[Part of a data file]
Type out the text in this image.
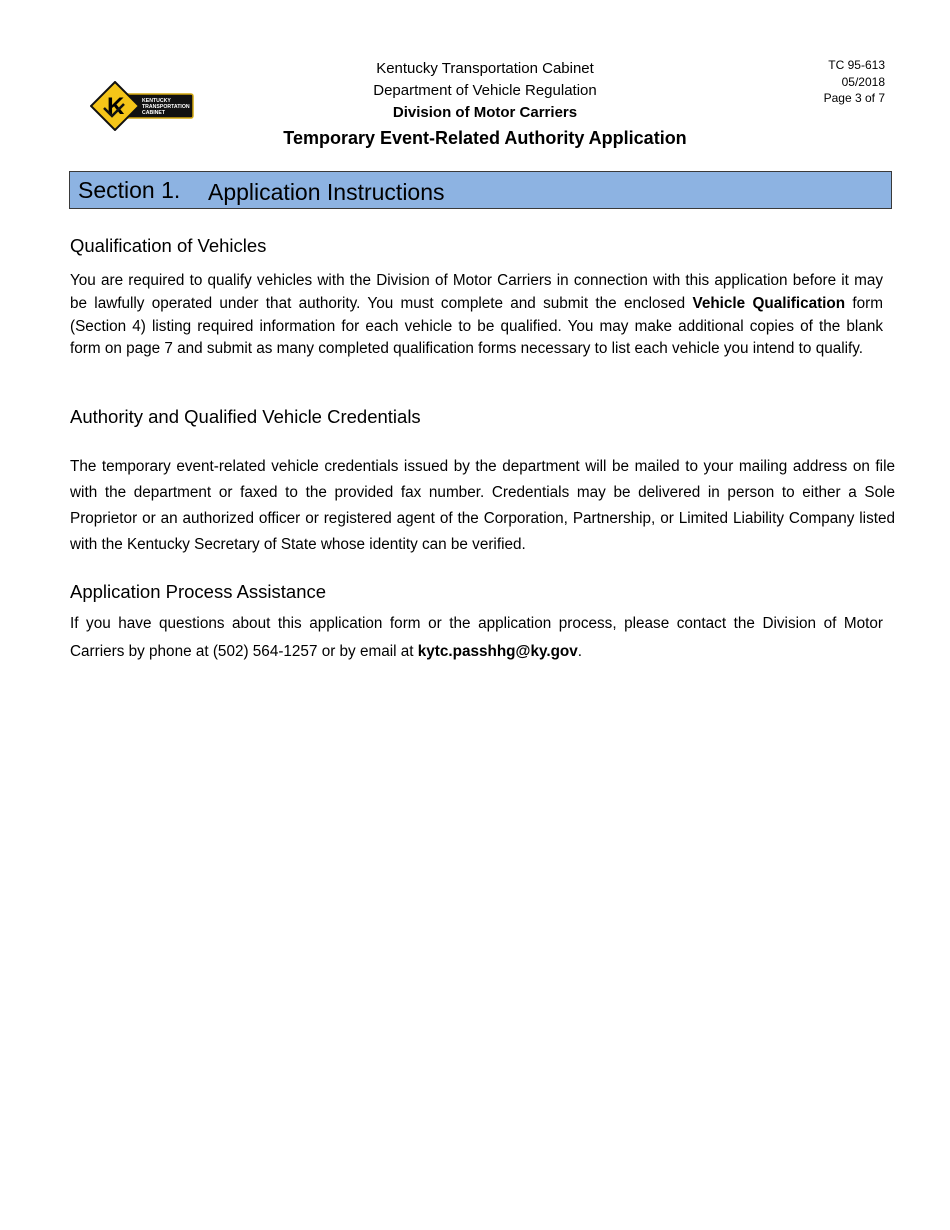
K	KENTUCKY
TRANSPORTATION
CABINET
Kentucky Transportation Cabinet
Department of Vehicle Regulation
Division of Motor Carriers
Temporary Event-Related Authority Application
TC 95-613
05/2018
Page 3 of 7
Section 1. Application Instructions
Qualification of Vehicles

You are required to qualify vehicles with the Division of Motor Carriers in connection with this application before it may be lawfully operated under that authority. You must complete and submit the enclosed Vehicle Qualification form (Section 4) listing required information for each vehicle to be qualified. You may make additional copies of the blank form on page 7 and submit as many completed qualification forms necessary to list each vehicle you intend to qualify.

Authority and Qualified Vehicle Credentials

The temporary event-related vehicle credentials issued by the department will be mailed to your mailing address on file with the department or faxed to the provided fax number. Credentials may be delivered in person to either a Sole Proprietor or an authorized officer or registered agent of the Corporation, Partnership, or Limited Liability Company listed with the Kentucky Secretary of State whose identity can be verified.

Application Process Assistance

If you have questions about this application form or the application process, please contact the Division of Motor Carriers by phone at (502) 564-1257 or by email at kytc.passhhg@ky.gov.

**Given instruction**
Copy out all lines that carry the word "form".

**Result of the task**
You are required to qualify vehicles with the Division of Motor Carriers in connection with this application before it may be lawfully operated under that authority. You must complete and submit the enclosed Vehicle Qualification form (Section 4) listing required information for each vehicle to be qualified. You may make additional copies of the blank form on page 7 and submit as many completed qualification forms necessary to list each vehicle you intend to qualify.
If you have questions about this application form or the application process, please contact the Division of Motor Carriers by phone at (502) 564-1257 or by email at kytc.passhhg@ky.gov.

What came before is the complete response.